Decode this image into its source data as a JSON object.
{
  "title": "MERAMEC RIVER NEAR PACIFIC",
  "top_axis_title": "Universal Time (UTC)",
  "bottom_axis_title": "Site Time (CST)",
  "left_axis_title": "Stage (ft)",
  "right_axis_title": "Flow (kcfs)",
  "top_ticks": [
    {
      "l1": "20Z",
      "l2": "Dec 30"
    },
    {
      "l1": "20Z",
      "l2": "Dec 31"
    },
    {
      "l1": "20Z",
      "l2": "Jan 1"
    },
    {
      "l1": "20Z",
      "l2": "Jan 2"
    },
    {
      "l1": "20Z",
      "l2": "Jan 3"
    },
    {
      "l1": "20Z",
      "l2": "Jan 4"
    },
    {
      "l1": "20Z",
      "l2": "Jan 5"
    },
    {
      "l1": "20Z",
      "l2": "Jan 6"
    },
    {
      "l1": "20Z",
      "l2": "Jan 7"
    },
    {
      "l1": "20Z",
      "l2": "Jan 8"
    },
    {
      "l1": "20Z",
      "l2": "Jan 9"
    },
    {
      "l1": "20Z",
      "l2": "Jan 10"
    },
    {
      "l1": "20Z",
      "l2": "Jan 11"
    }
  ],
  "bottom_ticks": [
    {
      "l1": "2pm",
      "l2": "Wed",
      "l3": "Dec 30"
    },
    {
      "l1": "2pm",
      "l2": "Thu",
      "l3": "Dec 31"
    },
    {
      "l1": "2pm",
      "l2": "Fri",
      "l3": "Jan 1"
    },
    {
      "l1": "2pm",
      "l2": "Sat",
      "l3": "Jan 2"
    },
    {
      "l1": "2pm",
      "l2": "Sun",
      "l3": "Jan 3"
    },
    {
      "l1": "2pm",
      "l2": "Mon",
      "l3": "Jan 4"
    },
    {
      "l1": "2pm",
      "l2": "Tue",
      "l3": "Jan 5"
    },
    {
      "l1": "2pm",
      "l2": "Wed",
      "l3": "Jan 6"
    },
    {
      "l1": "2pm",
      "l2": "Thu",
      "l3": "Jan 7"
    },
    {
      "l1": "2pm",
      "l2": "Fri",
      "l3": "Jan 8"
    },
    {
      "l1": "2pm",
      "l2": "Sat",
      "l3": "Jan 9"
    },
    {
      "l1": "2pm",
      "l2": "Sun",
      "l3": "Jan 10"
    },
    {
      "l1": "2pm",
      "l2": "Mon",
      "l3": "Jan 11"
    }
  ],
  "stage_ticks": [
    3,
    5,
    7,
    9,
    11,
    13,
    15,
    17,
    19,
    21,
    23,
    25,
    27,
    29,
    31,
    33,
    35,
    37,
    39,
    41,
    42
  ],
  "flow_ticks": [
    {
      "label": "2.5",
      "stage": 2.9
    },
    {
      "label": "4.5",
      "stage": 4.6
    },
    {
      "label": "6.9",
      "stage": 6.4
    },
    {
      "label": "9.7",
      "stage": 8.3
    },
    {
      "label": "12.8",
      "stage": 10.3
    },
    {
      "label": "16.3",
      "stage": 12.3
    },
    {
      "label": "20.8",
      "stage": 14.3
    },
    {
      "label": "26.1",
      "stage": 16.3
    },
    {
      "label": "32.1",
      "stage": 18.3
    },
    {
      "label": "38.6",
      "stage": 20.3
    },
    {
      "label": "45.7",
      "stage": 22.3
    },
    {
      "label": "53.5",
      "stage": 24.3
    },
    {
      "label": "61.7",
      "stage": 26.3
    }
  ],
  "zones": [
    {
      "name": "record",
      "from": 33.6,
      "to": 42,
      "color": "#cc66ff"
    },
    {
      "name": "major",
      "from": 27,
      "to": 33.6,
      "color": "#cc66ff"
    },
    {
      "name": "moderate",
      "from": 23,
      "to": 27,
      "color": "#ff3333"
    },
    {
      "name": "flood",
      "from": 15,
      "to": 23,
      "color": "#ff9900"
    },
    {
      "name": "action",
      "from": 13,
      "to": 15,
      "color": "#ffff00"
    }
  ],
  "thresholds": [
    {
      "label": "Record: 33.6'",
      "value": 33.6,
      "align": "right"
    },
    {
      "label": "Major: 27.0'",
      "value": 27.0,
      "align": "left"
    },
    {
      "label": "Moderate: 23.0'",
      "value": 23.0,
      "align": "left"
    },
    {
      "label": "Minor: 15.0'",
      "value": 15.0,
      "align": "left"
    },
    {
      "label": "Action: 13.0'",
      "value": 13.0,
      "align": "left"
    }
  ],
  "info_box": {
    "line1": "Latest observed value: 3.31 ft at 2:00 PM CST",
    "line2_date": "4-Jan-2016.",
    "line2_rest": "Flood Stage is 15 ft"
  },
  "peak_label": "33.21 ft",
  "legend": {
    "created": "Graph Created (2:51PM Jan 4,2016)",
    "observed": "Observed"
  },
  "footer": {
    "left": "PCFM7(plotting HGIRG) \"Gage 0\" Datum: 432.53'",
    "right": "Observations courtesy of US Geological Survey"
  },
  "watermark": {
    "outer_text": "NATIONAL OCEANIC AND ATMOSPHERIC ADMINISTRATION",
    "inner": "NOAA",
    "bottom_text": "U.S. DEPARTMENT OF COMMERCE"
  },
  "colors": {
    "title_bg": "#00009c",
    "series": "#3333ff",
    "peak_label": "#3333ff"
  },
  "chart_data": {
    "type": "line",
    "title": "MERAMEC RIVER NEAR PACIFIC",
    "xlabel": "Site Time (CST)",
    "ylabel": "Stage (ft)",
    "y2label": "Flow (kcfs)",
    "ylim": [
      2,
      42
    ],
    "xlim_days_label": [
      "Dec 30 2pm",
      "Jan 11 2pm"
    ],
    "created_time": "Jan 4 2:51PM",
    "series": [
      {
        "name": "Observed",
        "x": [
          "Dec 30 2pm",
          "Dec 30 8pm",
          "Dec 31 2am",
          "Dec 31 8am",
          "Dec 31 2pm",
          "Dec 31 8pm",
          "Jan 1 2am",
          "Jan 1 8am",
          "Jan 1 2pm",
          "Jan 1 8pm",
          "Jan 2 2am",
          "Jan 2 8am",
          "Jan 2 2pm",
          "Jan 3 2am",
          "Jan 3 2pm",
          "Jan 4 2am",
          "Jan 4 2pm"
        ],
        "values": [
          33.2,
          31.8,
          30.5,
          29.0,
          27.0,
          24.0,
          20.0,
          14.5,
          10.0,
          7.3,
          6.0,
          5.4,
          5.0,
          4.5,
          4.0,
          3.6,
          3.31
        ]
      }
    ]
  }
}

- Direction
Word for word, restate all of the data shown above.

- Solution for this problem
Decode this image into its source data as a JSON object.
{
  "title": "MERAMEC RIVER NEAR PACIFIC",
  "top_axis_title": "Universal Time (UTC)",
  "bottom_axis_title": "Site Time (CST)",
  "left_axis_title": "Stage (ft)",
  "right_axis_title": "Flow (kcfs)",
  "top_ticks": [
    {
      "l1": "20Z",
      "l2": "Dec 30"
    },
    {
      "l1": "20Z",
      "l2": "Dec 31"
    },
    {
      "l1": "20Z",
      "l2": "Jan 1"
    },
    {
      "l1": "20Z",
      "l2": "Jan 2"
    },
    {
      "l1": "20Z",
      "l2": "Jan 3"
    },
    {
      "l1": "20Z",
      "l2": "Jan 4"
    },
    {
      "l1": "20Z",
      "l2": "Jan 5"
    },
    {
      "l1": "20Z",
      "l2": "Jan 6"
    },
    {
      "l1": "20Z",
      "l2": "Jan 7"
    },
    {
      "l1": "20Z",
      "l2": "Jan 8"
    },
    {
      "l1": "20Z",
      "l2": "Jan 9"
    },
    {
      "l1": "20Z",
      "l2": "Jan 10"
    },
    {
      "l1": "20Z",
      "l2": "Jan 11"
    }
  ],
  "bottom_ticks": [
    {
      "l1": "2pm",
      "l2": "Wed",
      "l3": "Dec 30"
    },
    {
      "l1": "2pm",
      "l2": "Thu",
      "l3": "Dec 31"
    },
    {
      "l1": "2pm",
      "l2": "Fri",
      "l3": "Jan 1"
    },
    {
      "l1": "2pm",
      "l2": "Sat",
      "l3": "Jan 2"
    },
    {
      "l1": "2pm",
      "l2": "Sun",
      "l3": "Jan 3"
    },
    {
      "l1": "2pm",
      "l2": "Mon",
      "l3": "Jan 4"
    },
    {
      "l1": "2pm",
      "l2": "Tue",
      "l3": "Jan 5"
    },
    {
      "l1": "2pm",
      "l2": "Wed",
      "l3": "Jan 6"
    },
    {
      "l1": "2pm",
      "l2": "Thu",
      "l3": "Jan 7"
    },
    {
      "l1": "2pm",
      "l2": "Fri",
      "l3": "Jan 8"
    },
    {
      "l1": "2pm",
      "l2": "Sat",
      "l3": "Jan 9"
    },
    {
      "l1": "2pm",
      "l2": "Sun",
      "l3": "Jan 10"
    },
    {
      "l1": "2pm",
      "l2": "Mon",
      "l3": "Jan 11"
    }
  ],
  "stage_ticks": [
    3,
    5,
    7,
    9,
    11,
    13,
    15,
    17,
    19,
    21,
    23,
    25,
    27,
    29,
    31,
    33,
    35,
    37,
    39,
    41,
    42
  ],
  "flow_ticks": [
    {
      "label": "2.5",
      "stage": 2.9
    },
    {
      "label": "4.5",
      "stage": 4.6
    },
    {
      "label": "6.9",
      "stage": 6.4
    },
    {
      "label": "9.7",
      "stage": 8.3
    },
    {
      "label": "12.8",
      "stage": 10.3
    },
    {
      "label": "16.3",
      "stage": 12.3
    },
    {
      "label": "20.8",
      "stage": 14.3
    },
    {
      "label": "26.1",
      "stage": 16.3
    },
    {
      "label": "32.1",
      "stage": 18.3
    },
    {
      "label": "38.6",
      "stage": 20.3
    },
    {
      "label": "45.7",
      "stage": 22.3
    },
    {
      "label": "53.5",
      "stage": 24.3
    },
    {
      "label": "61.7",
      "stage": 26.3
    }
  ],
  "zones": [
    {
      "name": "record",
      "from": 33.6,
      "to": 42,
      "color": "#cc66ff"
    },
    {
      "name": "major",
      "from": 27,
      "to": 33.6,
      "color": "#cc66ff"
    },
    {
      "name": "moderate",
      "from": 23,
      "to": 27,
      "color": "#ff3333"
    },
    {
      "name": "flood",
      "from": 15,
      "to": 23,
      "color": "#ff9900"
    },
    {
      "name": "action",
      "from": 13,
      "to": 15,
      "color": "#ffff00"
    }
  ],
  "thresholds": [
    {
      "label": "Record: 33.6'",
      "value": 33.6,
      "align": "right"
    },
    {
      "label": "Major: 27.0'",
      "value": 27.0,
      "align": "left"
    },
    {
      "label": "Moderate: 23.0'",
      "value": 23.0,
      "align": "left"
    },
    {
      "label": "Minor: 15.0'",
      "value": 15.0,
      "align": "left"
    },
    {
      "label": "Action: 13.0'",
      "value": 13.0,
      "align": "left"
    }
  ],
  "info_box": {
    "line1": "Latest observed value: 3.31 ft at 2:00 PM CST",
    "line2_date": "4-Jan-2016.",
    "line2_rest": "Flood Stage is 15 ft"
  },
  "peak_label": "33.21 ft",
  "legend": {
    "created": "Graph Created (2:51PM Jan 4,2016)",
    "observed": "Observed"
  },
  "footer": {
    "left": "PCFM7(plotting HGIRG) \"Gage 0\" Datum: 432.53'",
    "right": "Observations courtesy of US Geological Survey"
  },
  "watermark": {
    "outer_text": "NATIONAL OCEANIC AND ATMOSPHERIC ADMINISTRATION",
    "inner": "NOAA",
    "bottom_text": "U.S. DEPARTMENT OF COMMERCE"
  },
  "colors": {
    "title_bg": "#00009c",
    "series": "#3333ff",
    "peak_label": "#3333ff"
  },
  "chart_data": {
    "type": "line",
    "title": "MERAMEC RIVER NEAR PACIFIC",
    "xlabel": "Site Time (CST)",
    "ylabel": "Stage (ft)",
    "y2label": "Flow (kcfs)",
    "ylim": [
      2,
      42
    ],
    "xlim_days_label": [
      "Dec 30 2pm",
      "Jan 11 2pm"
    ],
    "created_time": "Jan 4 2:51PM",
    "series": [
      {
        "name": "Observed",
        "x": [
          "Dec 30 2pm",
          "Dec 30 8pm",
          "Dec 31 2am",
          "Dec 31 8am",
          "Dec 31 2pm",
          "Dec 31 8pm",
          "Jan 1 2am",
          "Jan 1 8am",
          "Jan 1 2pm",
          "Jan 1 8pm",
          "Jan 2 2am",
          "Jan 2 8am",
          "Jan 2 2pm",
          "Jan 3 2am",
          "Jan 3 2pm",
          "Jan 4 2am",
          "Jan 4 2pm"
        ],
        "values": [
          33.2,
          31.8,
          30.5,
          29.0,
          27.0,
          24.0,
          20.0,
          14.5,
          10.0,
          7.3,
          6.0,
          5.4,
          5.0,
          4.5,
          4.0,
          3.6,
          3.31
        ]
      }
    ]
  }
}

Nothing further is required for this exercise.